[START OF Stored rows]
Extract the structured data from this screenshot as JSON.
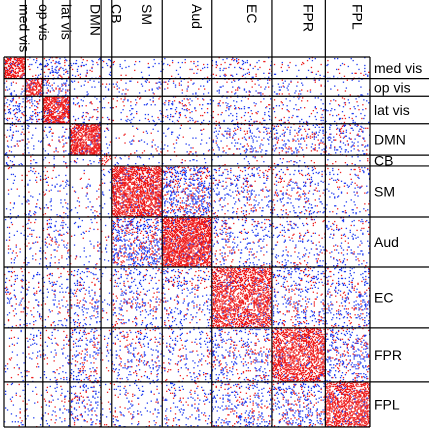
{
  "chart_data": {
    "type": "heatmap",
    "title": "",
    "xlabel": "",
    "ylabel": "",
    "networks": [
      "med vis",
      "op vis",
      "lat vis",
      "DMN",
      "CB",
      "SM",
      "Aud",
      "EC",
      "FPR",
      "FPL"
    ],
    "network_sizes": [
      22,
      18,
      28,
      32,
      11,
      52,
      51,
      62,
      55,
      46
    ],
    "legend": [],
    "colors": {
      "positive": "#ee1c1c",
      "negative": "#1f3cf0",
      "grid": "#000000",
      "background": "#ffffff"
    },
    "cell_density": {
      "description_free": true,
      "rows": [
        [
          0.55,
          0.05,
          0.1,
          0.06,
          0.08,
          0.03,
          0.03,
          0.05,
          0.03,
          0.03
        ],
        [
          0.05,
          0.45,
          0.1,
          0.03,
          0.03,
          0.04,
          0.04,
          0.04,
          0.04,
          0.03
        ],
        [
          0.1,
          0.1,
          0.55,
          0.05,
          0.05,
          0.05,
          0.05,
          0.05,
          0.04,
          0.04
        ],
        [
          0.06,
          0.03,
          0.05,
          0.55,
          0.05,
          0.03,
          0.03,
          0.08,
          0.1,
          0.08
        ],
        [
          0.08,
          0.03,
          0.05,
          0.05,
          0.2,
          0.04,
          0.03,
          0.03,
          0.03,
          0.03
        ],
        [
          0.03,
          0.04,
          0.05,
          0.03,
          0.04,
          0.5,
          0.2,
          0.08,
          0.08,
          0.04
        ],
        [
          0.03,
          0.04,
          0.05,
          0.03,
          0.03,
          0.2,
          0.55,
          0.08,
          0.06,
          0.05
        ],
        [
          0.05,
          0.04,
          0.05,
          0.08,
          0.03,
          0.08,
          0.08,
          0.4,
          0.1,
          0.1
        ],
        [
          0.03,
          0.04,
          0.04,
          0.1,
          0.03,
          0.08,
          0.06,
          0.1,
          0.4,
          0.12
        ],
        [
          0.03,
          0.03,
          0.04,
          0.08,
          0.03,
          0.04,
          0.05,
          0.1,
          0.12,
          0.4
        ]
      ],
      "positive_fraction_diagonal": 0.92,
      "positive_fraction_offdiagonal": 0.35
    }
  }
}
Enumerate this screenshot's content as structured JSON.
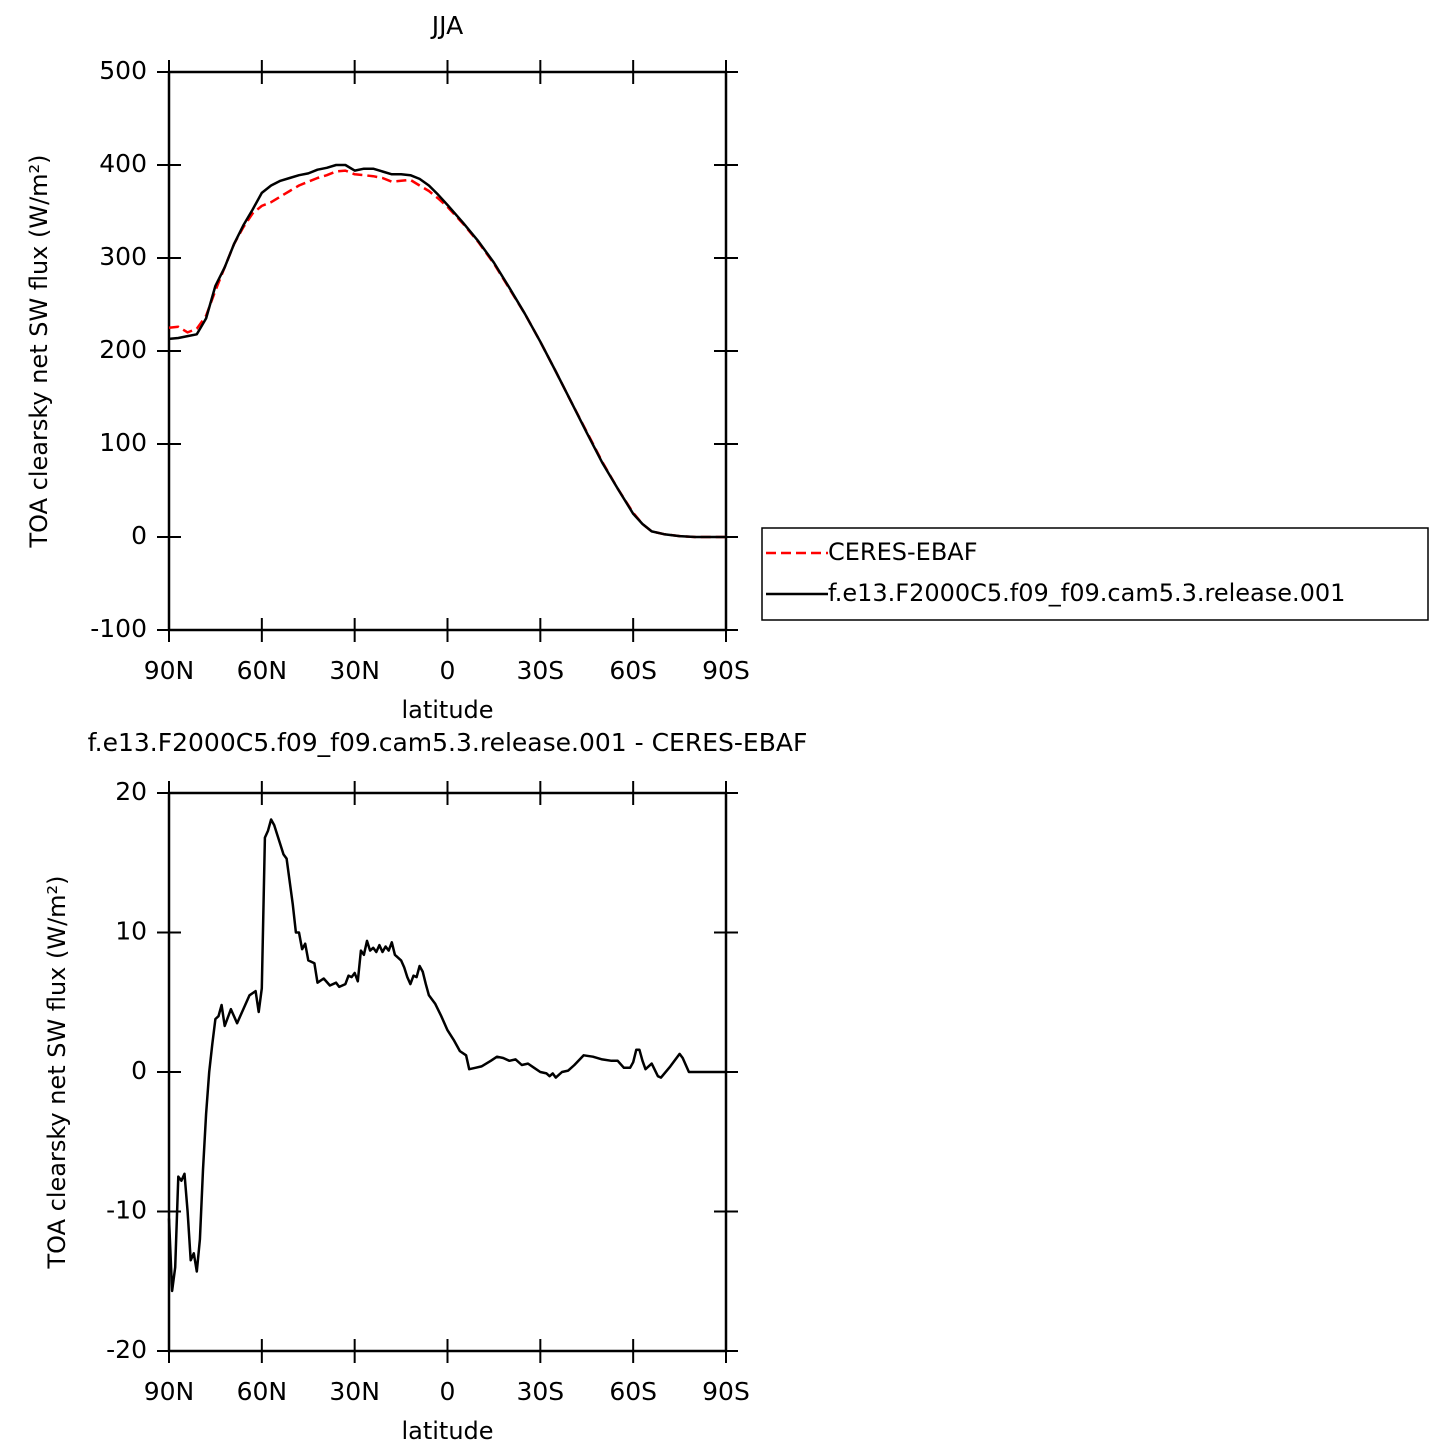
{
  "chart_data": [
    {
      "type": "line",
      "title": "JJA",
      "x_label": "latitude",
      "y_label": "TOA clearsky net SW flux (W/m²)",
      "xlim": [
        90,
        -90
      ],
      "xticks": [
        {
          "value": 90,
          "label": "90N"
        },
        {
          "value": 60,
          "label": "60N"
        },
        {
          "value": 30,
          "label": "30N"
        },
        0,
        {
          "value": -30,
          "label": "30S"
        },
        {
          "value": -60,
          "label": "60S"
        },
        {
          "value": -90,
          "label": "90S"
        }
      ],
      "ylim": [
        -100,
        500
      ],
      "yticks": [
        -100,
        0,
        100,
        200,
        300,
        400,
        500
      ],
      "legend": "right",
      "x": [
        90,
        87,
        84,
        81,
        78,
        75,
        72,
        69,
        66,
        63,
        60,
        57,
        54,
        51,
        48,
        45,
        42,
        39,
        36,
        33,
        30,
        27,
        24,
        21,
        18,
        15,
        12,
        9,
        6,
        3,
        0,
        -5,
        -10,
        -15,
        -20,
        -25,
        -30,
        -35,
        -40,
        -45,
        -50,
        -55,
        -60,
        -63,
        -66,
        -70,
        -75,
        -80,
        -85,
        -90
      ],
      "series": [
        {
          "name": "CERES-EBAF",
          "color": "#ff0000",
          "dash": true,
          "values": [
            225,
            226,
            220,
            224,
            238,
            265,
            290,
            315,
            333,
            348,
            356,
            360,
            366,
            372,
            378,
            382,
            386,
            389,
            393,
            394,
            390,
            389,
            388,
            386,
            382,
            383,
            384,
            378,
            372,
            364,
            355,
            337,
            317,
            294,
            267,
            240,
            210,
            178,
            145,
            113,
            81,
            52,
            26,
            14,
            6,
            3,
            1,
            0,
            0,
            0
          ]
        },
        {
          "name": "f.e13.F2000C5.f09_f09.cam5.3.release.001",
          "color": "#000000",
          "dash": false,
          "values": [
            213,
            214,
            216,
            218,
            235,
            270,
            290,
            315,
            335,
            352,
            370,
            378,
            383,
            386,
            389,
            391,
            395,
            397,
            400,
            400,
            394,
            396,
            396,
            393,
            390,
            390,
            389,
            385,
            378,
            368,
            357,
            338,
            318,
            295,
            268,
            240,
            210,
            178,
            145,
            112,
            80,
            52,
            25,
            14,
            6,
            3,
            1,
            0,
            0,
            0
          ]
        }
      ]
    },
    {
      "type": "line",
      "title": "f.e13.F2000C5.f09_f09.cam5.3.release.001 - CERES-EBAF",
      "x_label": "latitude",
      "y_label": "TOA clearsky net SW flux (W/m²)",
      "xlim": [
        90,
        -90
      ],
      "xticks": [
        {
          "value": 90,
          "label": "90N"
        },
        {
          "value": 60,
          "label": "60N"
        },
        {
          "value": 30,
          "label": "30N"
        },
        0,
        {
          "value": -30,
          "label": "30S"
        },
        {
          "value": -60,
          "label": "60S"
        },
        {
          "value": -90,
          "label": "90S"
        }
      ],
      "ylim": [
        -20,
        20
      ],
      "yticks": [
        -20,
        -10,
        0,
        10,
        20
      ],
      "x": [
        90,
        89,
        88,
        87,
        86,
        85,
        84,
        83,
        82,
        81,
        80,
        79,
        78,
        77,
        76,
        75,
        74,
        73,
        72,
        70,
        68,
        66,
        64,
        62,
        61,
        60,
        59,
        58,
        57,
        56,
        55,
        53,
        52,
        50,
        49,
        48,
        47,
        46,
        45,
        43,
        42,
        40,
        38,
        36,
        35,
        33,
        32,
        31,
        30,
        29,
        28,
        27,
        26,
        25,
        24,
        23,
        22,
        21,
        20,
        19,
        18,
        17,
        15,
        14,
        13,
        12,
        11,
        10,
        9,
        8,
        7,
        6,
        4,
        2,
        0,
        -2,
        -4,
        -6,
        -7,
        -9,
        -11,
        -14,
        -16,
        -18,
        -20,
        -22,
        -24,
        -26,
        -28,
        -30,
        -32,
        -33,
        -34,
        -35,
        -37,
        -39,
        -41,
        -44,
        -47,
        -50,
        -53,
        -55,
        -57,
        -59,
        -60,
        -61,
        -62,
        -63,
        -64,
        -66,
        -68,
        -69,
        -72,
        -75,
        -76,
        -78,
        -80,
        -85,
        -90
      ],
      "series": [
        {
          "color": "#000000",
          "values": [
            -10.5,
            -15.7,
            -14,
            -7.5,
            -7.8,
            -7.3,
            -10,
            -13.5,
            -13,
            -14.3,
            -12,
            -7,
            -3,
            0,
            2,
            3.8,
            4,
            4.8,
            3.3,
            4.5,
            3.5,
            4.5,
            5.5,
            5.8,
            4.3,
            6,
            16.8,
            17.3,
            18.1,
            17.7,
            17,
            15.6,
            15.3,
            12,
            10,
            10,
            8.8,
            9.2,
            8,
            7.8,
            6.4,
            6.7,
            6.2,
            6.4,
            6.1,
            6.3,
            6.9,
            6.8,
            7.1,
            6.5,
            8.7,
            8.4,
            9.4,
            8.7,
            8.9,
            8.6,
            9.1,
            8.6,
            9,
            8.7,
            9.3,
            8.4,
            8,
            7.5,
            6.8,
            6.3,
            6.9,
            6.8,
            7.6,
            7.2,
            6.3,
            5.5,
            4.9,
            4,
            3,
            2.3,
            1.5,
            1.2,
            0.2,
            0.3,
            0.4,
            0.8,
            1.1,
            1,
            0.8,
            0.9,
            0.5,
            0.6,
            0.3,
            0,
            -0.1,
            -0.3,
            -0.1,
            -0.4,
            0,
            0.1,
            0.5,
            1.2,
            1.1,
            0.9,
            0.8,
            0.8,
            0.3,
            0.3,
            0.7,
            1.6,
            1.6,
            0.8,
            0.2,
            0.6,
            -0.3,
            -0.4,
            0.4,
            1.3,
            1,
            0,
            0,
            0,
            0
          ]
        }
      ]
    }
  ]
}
[END OF Stored rows]
=== Short exercise ===
From the listing above, copy every line that holds the string "name".

=== Solved problem ===
          "name": "CERES-EBAF",
          "name": "f.e13.F2000C5.f09_f09.cam5.3.release.001",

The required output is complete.